▶ **Your instructions**
Across the entries below, count the lines in which the word "Fabr" occurs. Reply with the count alone.

* begin Task material *

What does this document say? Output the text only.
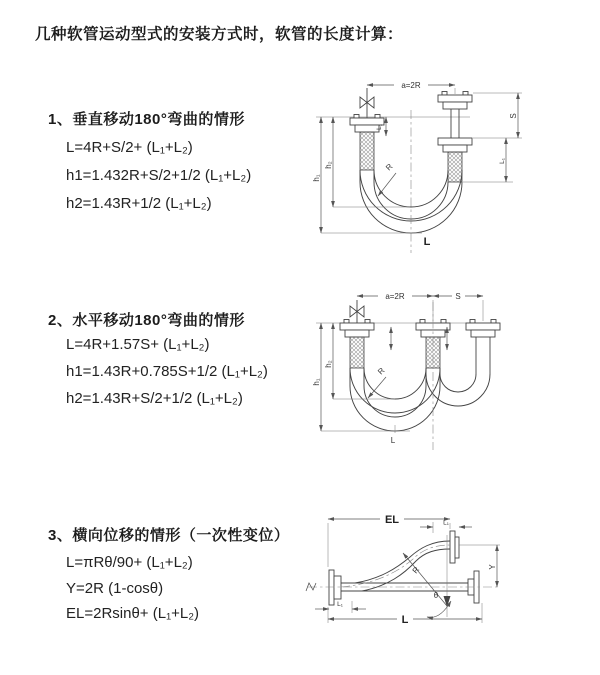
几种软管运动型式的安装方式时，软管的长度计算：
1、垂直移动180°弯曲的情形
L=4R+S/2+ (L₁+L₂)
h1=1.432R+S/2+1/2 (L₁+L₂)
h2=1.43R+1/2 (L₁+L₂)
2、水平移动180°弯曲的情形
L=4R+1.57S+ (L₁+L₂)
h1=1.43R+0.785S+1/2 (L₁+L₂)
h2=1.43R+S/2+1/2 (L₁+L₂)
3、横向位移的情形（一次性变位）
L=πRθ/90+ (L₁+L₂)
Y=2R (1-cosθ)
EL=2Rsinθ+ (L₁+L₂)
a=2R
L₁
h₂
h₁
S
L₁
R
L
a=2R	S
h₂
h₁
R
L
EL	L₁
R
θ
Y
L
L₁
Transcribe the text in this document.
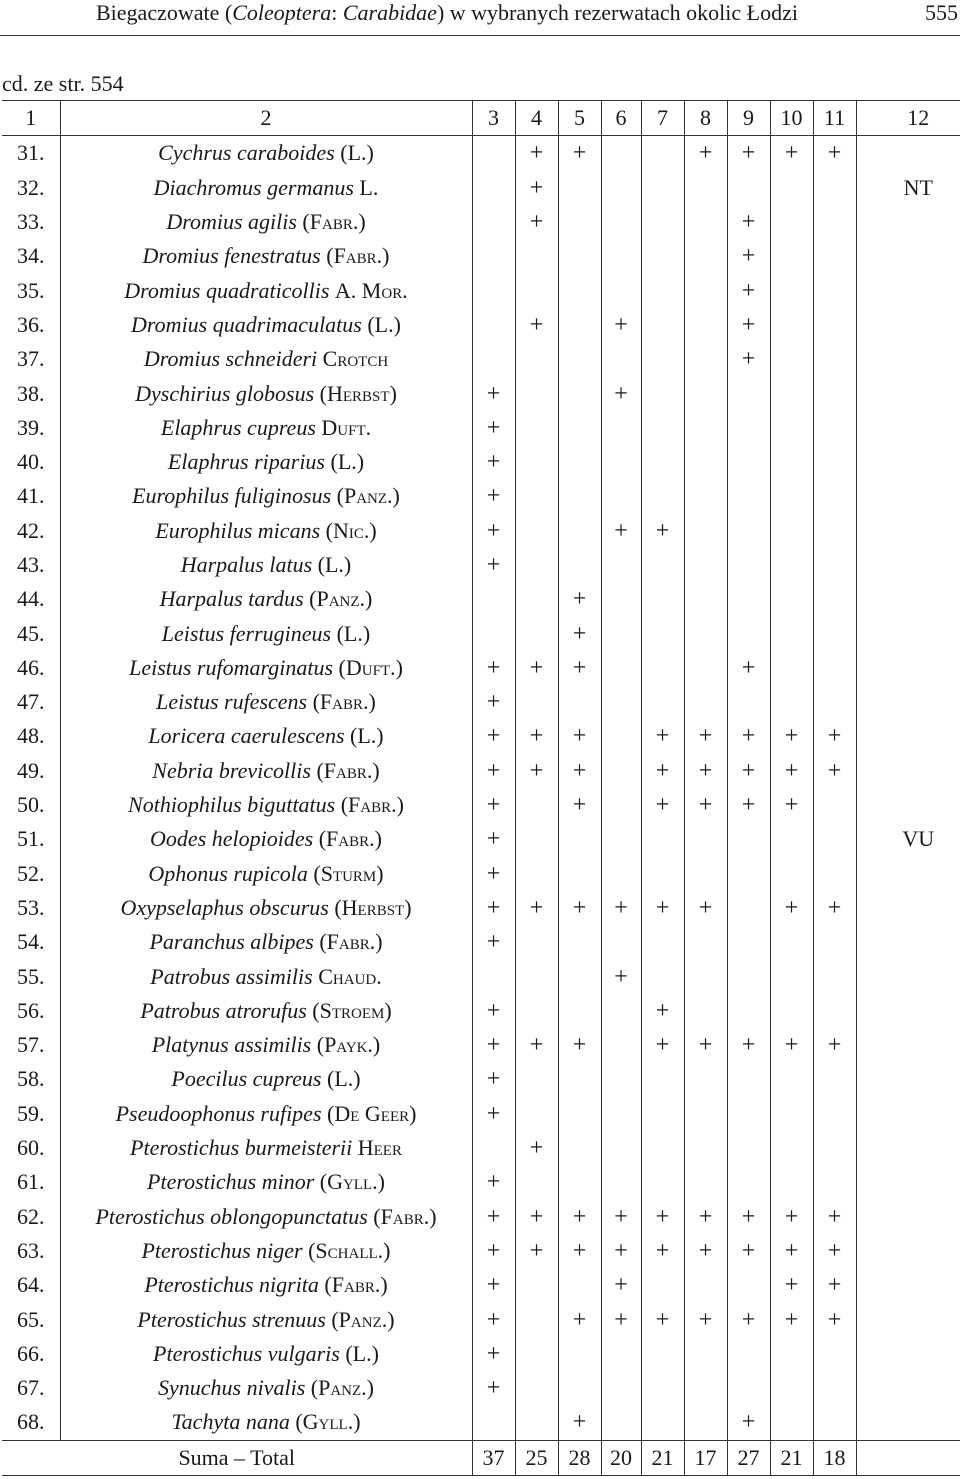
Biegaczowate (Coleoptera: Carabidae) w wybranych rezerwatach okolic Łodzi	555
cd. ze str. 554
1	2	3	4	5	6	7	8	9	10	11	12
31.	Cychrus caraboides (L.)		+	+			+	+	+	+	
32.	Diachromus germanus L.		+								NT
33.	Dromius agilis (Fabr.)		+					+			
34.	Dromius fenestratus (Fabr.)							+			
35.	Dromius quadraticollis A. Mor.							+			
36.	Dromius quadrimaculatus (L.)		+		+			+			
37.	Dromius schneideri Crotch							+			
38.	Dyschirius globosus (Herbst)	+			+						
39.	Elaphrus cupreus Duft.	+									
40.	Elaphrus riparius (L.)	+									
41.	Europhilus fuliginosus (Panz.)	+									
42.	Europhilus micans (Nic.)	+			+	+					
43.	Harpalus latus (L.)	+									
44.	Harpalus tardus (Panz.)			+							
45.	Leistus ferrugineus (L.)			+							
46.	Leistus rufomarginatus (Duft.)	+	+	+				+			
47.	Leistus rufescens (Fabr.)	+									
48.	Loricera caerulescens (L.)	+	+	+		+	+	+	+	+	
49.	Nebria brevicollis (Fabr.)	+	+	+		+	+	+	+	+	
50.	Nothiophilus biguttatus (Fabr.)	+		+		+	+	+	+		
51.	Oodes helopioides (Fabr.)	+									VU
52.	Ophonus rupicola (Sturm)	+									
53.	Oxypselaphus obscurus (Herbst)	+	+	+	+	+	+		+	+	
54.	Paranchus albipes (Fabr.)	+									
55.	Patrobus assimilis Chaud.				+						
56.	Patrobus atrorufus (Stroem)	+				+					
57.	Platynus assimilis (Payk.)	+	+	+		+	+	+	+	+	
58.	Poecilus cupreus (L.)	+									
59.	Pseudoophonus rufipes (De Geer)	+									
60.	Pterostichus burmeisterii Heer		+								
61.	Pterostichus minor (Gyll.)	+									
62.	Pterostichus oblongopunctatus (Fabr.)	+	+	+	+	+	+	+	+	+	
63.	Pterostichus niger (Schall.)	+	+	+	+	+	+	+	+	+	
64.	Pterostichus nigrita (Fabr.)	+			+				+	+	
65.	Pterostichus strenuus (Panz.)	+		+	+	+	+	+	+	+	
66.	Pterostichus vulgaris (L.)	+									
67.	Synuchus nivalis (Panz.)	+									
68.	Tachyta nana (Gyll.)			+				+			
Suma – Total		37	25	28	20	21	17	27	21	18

* end Task material *
* begin Task material *

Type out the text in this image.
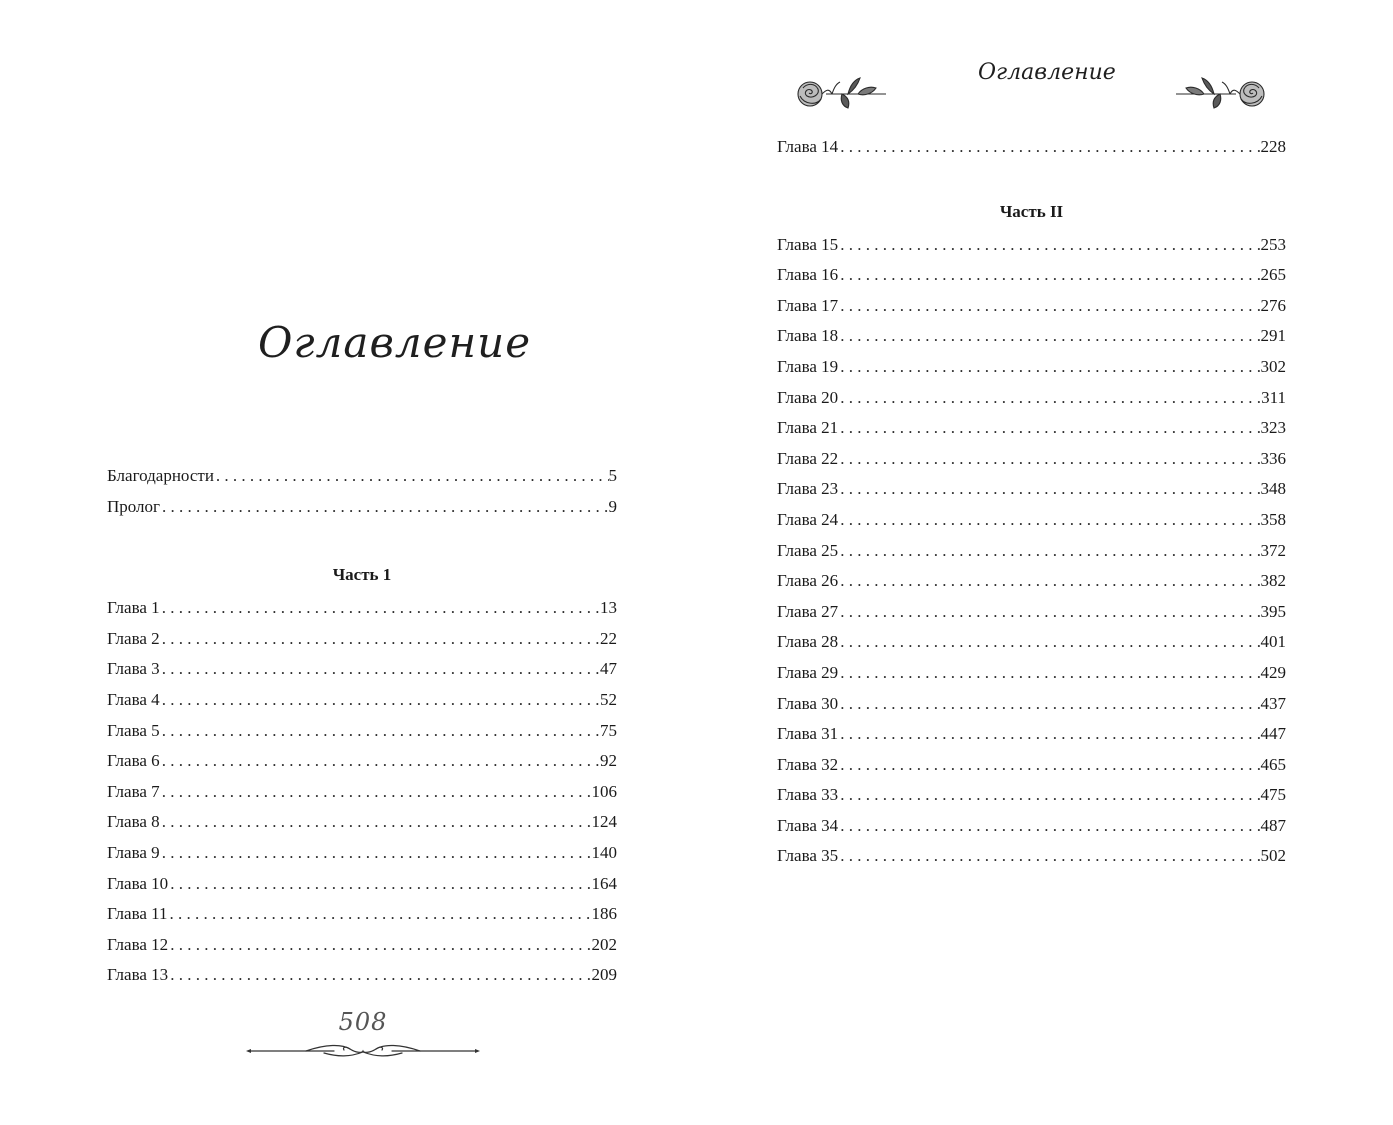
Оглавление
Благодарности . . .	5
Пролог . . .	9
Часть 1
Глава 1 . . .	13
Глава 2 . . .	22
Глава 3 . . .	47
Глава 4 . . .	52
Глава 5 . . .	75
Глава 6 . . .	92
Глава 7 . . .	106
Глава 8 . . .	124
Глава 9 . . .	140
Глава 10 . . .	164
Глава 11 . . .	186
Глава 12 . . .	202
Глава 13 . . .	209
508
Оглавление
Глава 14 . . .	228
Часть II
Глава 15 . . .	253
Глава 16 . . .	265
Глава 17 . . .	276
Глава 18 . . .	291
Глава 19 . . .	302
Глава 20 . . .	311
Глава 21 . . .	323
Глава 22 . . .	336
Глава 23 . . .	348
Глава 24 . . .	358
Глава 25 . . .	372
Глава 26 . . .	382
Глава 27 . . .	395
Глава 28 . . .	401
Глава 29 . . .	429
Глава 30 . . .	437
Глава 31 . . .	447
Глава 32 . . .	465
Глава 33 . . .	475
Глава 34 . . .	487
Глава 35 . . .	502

* end Task material *
* begin Task material *

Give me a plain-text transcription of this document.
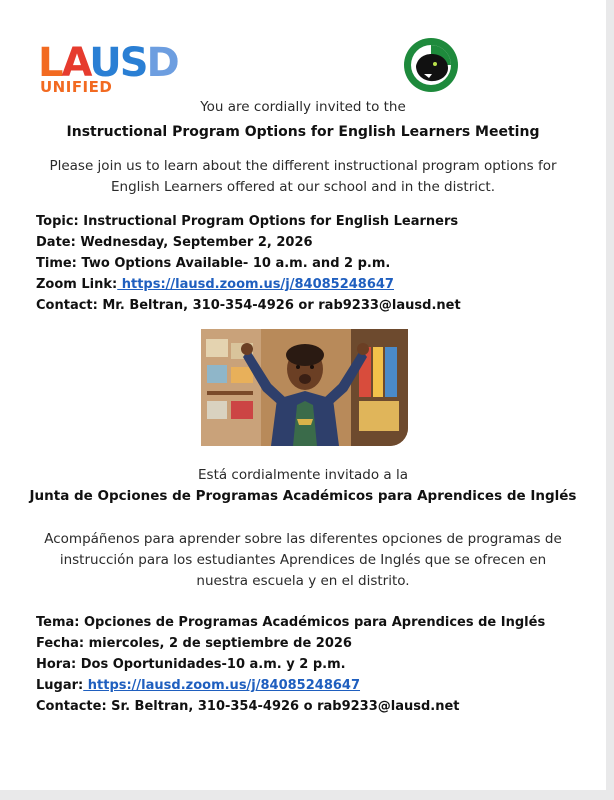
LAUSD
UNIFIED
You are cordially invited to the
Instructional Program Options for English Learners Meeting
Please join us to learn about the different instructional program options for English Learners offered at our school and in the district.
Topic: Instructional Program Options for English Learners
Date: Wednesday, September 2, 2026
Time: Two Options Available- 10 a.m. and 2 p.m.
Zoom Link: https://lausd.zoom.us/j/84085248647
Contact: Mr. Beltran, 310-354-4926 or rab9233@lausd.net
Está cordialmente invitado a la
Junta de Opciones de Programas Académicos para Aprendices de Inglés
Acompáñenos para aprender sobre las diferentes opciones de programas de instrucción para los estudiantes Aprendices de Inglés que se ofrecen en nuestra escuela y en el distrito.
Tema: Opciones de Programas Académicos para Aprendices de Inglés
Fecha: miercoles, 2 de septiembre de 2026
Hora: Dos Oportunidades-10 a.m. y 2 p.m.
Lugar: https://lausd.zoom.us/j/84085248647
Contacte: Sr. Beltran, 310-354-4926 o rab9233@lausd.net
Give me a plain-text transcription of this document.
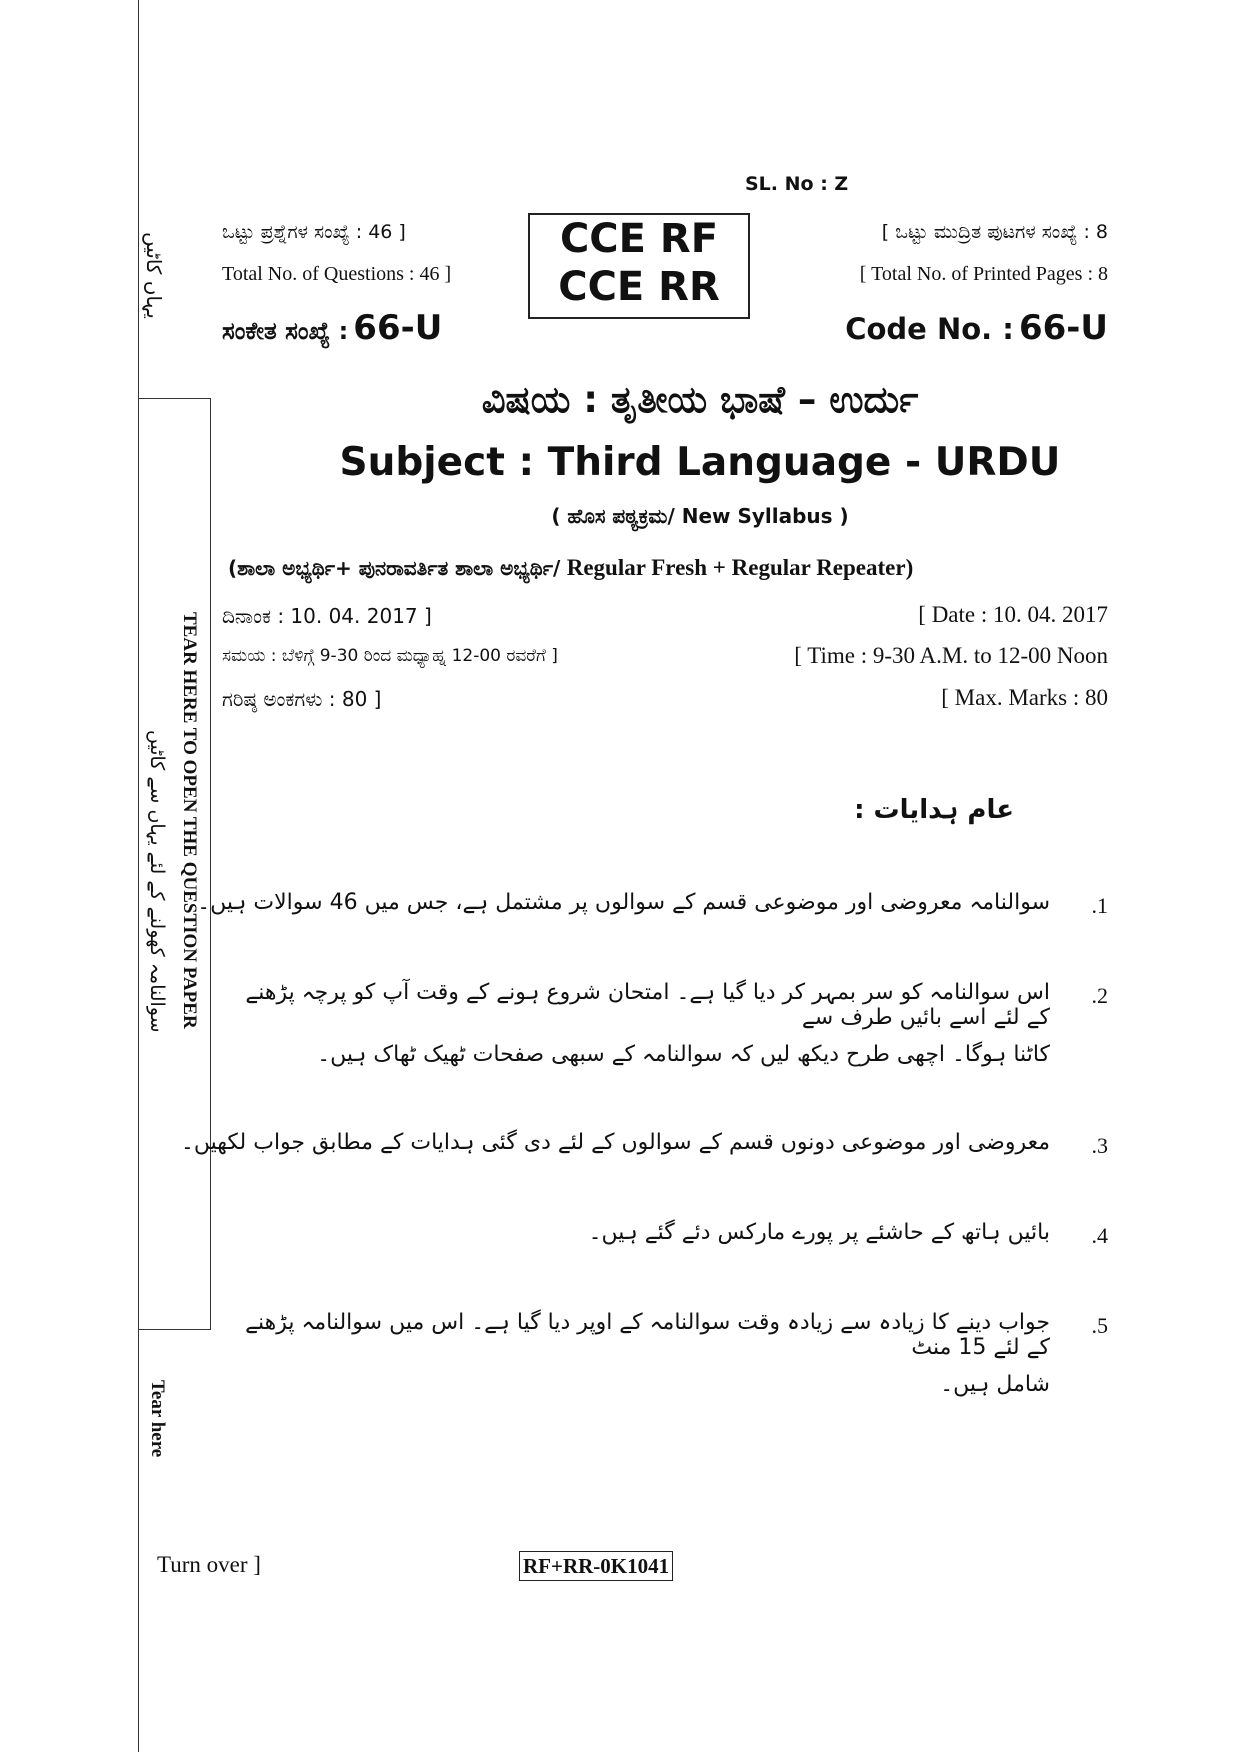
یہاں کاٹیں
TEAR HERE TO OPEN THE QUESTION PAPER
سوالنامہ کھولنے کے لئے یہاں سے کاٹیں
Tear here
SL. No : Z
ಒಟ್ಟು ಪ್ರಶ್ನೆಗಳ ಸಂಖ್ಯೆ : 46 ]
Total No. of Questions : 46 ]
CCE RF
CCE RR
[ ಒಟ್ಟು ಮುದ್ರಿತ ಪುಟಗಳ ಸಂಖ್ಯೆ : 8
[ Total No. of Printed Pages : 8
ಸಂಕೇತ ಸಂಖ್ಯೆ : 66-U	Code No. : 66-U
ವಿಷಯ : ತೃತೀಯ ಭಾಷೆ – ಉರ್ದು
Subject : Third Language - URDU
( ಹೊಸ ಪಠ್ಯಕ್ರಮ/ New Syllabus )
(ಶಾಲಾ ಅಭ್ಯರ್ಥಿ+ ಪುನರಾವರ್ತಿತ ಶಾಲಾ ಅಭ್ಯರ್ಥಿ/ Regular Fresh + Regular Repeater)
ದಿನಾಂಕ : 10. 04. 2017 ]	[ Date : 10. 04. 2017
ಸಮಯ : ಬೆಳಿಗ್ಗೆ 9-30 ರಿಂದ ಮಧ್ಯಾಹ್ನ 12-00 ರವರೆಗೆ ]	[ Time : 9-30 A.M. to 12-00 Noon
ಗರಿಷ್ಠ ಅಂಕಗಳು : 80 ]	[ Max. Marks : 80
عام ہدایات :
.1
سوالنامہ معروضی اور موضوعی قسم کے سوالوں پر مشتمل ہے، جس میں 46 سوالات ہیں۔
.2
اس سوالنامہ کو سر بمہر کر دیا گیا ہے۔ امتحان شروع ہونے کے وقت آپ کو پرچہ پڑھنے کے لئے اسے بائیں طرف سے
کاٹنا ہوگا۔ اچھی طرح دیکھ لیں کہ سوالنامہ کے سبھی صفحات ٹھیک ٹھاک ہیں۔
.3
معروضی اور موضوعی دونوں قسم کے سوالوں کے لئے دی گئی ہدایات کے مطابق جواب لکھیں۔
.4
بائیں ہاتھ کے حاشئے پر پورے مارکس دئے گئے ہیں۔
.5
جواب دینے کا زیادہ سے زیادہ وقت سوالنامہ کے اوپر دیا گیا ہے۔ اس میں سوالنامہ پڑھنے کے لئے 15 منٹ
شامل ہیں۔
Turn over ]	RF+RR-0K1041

* end Task material *

▶ **Solution below**
9